## Exercise objective
Reproduce the records below exactly as they appear.

####

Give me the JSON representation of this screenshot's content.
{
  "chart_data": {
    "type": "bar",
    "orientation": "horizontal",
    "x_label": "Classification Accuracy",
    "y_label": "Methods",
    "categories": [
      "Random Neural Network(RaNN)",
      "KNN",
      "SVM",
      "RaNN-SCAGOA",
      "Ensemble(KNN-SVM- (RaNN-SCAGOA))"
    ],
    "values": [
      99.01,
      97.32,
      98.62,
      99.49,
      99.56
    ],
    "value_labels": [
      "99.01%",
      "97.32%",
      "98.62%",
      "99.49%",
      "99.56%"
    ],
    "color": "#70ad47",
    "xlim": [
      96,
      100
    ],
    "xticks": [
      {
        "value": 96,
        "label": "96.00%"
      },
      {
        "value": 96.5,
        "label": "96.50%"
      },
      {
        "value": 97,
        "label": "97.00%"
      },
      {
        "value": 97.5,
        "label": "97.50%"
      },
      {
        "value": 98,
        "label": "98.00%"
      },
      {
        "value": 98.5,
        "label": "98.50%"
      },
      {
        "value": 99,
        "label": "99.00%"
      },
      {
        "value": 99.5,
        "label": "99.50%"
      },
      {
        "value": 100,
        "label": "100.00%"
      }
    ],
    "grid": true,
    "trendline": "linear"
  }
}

####

## Answer to the task
Give me the JSON representation of this screenshot's content.
{
  "chart_data": {
    "type": "bar",
    "orientation": "horizontal",
    "x_label": "Classification Accuracy",
    "y_label": "Methods",
    "categories": [
      "Random Neural Network(RaNN)",
      "KNN",
      "SVM",
      "RaNN-SCAGOA",
      "Ensemble(KNN-SVM- (RaNN-SCAGOA))"
    ],
    "values": [
      99.01,
      97.32,
      98.62,
      99.49,
      99.56
    ],
    "value_labels": [
      "99.01%",
      "97.32%",
      "98.62%",
      "99.49%",
      "99.56%"
    ],
    "color": "#70ad47",
    "xlim": [
      96,
      100
    ],
    "xticks": [
      {
        "value": 96,
        "label": "96.00%"
      },
      {
        "value": 96.5,
        "label": "96.50%"
      },
      {
        "value": 97,
        "label": "97.00%"
      },
      {
        "value": 97.5,
        "label": "97.50%"
      },
      {
        "value": 98,
        "label": "98.00%"
      },
      {
        "value": 98.5,
        "label": "98.50%"
      },
      {
        "value": 99,
        "label": "99.00%"
      },
      {
        "value": 99.5,
        "label": "99.50%"
      },
      {
        "value": 100,
        "label": "100.00%"
      }
    ],
    "grid": true,
    "trendline": "linear"
  }
}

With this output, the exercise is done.